#### [Dataset items]
* Start *
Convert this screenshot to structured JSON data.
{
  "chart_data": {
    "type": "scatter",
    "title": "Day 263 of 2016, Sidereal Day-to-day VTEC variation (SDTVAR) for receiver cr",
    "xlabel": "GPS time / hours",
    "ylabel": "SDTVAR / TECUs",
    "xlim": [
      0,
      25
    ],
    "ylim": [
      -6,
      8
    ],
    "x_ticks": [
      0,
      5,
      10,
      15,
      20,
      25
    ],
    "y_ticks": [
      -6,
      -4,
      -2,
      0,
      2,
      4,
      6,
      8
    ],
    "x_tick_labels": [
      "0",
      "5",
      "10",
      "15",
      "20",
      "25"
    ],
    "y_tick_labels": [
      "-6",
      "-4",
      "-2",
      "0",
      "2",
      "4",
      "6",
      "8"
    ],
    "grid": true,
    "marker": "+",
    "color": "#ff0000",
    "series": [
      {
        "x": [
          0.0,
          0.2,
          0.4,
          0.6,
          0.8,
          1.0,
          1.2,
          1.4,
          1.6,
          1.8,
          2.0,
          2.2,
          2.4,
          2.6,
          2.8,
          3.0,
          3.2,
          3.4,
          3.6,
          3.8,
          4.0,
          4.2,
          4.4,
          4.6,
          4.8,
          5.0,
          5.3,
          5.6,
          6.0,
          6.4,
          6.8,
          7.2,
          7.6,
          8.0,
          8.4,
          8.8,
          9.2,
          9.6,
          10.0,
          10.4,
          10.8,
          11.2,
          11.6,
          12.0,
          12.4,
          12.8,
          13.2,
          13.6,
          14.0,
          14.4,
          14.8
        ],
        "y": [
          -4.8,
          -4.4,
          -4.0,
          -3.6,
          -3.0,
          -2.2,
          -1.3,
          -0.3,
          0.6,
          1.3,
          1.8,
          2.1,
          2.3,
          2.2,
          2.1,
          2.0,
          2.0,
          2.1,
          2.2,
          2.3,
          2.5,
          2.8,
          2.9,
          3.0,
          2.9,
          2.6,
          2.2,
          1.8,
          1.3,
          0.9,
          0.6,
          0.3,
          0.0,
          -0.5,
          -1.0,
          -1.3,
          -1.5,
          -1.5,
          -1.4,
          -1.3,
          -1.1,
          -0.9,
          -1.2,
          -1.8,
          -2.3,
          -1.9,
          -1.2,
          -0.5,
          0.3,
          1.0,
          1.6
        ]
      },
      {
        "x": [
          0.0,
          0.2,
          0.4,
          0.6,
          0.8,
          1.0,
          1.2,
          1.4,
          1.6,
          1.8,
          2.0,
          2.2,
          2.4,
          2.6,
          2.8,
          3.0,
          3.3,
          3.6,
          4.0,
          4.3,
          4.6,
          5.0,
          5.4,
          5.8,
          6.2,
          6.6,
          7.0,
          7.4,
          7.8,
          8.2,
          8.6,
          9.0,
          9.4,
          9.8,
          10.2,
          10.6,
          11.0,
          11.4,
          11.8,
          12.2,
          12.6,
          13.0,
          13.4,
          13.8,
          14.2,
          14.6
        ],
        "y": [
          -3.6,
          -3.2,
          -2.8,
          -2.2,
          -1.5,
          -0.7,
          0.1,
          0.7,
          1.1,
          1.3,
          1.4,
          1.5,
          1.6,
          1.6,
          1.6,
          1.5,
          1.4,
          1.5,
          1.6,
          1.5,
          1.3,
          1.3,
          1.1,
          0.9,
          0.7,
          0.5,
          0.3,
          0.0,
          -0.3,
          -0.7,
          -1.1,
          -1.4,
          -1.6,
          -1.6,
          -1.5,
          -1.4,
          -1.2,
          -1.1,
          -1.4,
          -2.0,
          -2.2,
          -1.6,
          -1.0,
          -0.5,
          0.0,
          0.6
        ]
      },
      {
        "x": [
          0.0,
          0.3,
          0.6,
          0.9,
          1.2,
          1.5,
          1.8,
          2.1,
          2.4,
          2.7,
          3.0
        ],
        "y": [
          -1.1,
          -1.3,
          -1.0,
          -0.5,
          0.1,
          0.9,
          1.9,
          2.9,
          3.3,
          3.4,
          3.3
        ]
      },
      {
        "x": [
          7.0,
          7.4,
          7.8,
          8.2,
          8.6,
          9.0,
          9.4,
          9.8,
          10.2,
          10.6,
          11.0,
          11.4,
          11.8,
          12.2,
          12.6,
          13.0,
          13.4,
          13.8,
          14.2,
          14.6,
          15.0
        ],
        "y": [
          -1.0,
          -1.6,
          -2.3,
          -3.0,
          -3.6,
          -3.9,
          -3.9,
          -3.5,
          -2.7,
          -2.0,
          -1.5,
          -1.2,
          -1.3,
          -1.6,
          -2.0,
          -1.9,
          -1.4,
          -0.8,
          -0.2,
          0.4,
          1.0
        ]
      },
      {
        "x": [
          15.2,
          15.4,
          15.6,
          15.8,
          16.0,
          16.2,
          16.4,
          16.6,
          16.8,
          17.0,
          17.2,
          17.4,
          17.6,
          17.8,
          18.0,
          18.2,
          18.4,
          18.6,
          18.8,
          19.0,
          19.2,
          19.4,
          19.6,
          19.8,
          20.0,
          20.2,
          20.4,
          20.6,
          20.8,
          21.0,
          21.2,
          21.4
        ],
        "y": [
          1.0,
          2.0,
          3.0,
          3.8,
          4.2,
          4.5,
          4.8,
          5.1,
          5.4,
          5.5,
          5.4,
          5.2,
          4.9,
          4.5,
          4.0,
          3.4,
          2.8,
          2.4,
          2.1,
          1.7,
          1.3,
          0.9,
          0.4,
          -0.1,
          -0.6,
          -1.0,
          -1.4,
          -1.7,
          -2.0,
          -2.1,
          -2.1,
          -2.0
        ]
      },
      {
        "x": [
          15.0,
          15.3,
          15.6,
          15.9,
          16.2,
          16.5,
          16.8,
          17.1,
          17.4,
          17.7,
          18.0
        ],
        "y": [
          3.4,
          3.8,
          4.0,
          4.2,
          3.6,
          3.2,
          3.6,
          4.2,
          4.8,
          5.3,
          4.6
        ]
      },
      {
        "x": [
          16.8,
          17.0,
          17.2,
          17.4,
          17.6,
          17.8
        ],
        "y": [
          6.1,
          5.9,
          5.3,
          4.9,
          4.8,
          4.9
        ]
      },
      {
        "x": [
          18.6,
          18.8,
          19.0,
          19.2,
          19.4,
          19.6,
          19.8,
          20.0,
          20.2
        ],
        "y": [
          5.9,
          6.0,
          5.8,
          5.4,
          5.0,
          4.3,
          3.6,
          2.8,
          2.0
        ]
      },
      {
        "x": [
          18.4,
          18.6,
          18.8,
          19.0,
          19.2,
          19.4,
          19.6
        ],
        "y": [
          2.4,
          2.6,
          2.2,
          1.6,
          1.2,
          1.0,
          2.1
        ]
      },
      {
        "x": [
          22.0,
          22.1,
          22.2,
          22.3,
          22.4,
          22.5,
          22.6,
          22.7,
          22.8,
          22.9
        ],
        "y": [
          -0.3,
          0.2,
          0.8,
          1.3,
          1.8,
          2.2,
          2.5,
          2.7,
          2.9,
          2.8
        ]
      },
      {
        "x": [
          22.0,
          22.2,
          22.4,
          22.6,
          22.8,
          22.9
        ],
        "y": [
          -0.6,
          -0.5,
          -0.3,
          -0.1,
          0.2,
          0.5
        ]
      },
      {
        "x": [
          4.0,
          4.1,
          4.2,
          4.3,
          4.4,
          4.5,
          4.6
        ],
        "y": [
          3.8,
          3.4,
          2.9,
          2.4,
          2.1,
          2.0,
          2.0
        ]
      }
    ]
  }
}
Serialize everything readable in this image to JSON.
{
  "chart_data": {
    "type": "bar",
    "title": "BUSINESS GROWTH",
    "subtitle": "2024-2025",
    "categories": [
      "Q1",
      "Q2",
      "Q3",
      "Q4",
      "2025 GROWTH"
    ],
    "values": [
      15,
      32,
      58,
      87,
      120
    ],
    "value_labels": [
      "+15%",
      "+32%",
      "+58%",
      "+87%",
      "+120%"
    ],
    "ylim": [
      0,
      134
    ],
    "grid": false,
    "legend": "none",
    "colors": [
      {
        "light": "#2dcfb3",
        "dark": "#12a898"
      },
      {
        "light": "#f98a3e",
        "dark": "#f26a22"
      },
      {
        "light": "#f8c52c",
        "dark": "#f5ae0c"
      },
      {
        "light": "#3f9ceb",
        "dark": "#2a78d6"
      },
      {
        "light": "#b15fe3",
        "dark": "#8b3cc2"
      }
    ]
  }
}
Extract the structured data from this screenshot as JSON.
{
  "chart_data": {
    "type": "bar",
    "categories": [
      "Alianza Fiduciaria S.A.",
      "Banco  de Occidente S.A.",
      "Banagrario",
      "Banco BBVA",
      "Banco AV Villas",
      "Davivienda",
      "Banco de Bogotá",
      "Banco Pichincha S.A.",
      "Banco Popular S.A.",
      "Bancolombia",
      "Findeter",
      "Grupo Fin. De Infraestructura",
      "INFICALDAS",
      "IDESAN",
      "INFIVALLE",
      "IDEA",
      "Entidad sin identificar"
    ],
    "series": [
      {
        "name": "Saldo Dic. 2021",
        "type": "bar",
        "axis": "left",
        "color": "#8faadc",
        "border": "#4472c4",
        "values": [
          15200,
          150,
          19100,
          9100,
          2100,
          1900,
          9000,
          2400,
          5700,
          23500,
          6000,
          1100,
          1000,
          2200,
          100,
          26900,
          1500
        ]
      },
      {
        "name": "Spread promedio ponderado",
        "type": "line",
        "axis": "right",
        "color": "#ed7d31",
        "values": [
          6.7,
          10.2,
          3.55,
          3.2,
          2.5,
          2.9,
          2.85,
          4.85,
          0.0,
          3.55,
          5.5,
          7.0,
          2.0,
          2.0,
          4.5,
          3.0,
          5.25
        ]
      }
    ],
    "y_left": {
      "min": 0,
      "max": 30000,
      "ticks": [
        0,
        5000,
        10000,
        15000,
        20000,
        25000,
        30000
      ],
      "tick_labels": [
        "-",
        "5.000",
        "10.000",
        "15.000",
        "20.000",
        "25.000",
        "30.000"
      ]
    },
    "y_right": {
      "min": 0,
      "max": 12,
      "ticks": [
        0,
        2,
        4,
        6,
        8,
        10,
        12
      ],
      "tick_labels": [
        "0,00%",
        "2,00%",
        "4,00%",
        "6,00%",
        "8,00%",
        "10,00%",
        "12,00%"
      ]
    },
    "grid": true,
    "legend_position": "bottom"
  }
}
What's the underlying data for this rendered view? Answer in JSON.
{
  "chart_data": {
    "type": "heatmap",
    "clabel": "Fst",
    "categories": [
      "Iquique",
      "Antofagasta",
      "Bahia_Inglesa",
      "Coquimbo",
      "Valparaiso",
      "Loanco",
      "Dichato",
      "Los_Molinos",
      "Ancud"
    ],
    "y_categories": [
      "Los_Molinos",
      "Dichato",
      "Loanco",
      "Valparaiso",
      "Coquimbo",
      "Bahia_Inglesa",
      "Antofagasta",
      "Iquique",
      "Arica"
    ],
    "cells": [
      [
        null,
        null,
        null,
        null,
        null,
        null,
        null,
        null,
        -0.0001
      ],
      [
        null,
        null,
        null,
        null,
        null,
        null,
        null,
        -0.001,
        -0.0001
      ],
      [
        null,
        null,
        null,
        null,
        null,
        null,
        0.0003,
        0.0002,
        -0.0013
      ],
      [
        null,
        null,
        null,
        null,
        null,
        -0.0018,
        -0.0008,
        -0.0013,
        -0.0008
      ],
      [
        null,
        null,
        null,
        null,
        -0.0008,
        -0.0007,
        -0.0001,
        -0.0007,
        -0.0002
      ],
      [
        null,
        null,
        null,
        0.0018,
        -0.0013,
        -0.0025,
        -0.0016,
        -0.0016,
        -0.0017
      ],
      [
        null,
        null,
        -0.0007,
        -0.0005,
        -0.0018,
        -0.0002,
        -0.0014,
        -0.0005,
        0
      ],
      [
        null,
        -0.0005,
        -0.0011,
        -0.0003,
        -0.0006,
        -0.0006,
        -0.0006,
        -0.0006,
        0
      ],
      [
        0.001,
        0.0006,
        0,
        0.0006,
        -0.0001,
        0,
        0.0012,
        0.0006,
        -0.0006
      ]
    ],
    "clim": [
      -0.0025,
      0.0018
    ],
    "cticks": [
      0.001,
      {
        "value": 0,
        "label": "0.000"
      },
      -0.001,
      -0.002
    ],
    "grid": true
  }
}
* End *
#### [Work to be completed]
Pull out each line of the records holding the string "screenshot".

#### [Response to this task]
Convert this screenshot to structured JSON data.
Extract the structured data from this screenshot as JSON.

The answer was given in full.